• Task goal
Print the listing below verbatim, line for line, from its first line to its last.

--- start Provided material ---

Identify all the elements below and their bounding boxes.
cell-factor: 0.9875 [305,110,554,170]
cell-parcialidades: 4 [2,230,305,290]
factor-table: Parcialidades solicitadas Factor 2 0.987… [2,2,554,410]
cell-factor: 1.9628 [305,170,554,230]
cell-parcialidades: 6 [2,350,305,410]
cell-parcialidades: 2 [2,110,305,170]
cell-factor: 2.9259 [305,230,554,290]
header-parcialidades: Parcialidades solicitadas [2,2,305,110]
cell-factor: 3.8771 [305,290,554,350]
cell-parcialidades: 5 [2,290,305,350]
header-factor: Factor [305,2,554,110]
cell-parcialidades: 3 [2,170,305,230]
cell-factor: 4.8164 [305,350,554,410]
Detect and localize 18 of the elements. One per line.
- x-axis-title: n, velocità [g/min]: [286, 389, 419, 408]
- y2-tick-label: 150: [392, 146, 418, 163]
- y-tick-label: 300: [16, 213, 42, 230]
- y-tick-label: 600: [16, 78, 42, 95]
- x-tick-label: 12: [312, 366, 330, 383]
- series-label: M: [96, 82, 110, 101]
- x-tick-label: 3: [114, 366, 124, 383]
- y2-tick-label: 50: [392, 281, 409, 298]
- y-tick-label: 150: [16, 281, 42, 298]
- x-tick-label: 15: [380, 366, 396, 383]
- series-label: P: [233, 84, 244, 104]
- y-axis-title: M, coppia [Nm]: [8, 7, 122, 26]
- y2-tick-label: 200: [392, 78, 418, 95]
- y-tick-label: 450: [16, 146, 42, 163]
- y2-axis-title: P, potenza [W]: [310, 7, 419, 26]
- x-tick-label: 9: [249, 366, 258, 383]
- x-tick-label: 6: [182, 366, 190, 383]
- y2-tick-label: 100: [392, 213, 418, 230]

--- end Provided material ---

• Exercise answer
Identify all the elements below and their bounding boxes.
cell-factor: 0.9875 [305,110,554,170]
cell-parcialidades: 4 [2,230,305,290]
factor-table: Parcialidades solicitadas Factor 2 0.987… [2,2,554,410]
cell-factor: 1.9628 [305,170,554,230]
cell-parcialidades: 6 [2,350,305,410]
cell-parcialidades: 2 [2,110,305,170]
cell-factor: 2.9259 [305,230,554,290]
header-parcialidades: Parcialidades solicitadas [2,2,305,110]
cell-factor: 3.8771 [305,290,554,350]
cell-parcialidades: 5 [2,290,305,350]
header-factor: Factor [305,2,554,110]
cell-parcialidades: 3 [2,170,305,230]
cell-factor: 4.8164 [305,350,554,410]
Detect and localize 18 of the elements. One per line.
- x-axis-title: n, velocità [g/min]: [286, 389, 419, 408]
- y2-tick-label: 150: [392, 146, 418, 163]
- y-tick-label: 300: [16, 213, 42, 230]
- y-tick-label: 600: [16, 78, 42, 95]
- x-tick-label: 12: [312, 366, 330, 383]
- series-label: M: [96, 82, 110, 101]
- x-tick-label: 3: [114, 366, 124, 383]
- y2-tick-label: 50: [392, 281, 409, 298]
- y-tick-label: 150: [16, 281, 42, 298]
- x-tick-label: 15: [380, 366, 396, 383]
- series-label: P: [233, 84, 244, 104]
- y-axis-title: M, coppia [Nm]: [8, 7, 122, 26]
- y2-tick-label: 200: [392, 78, 418, 95]
- y-tick-label: 450: [16, 146, 42, 163]
- y2-axis-title: P, potenza [W]: [310, 7, 419, 26]
- x-tick-label: 9: [249, 366, 258, 383]
- x-tick-label: 6: [182, 366, 190, 383]
- y2-tick-label: 100: [392, 213, 418, 230]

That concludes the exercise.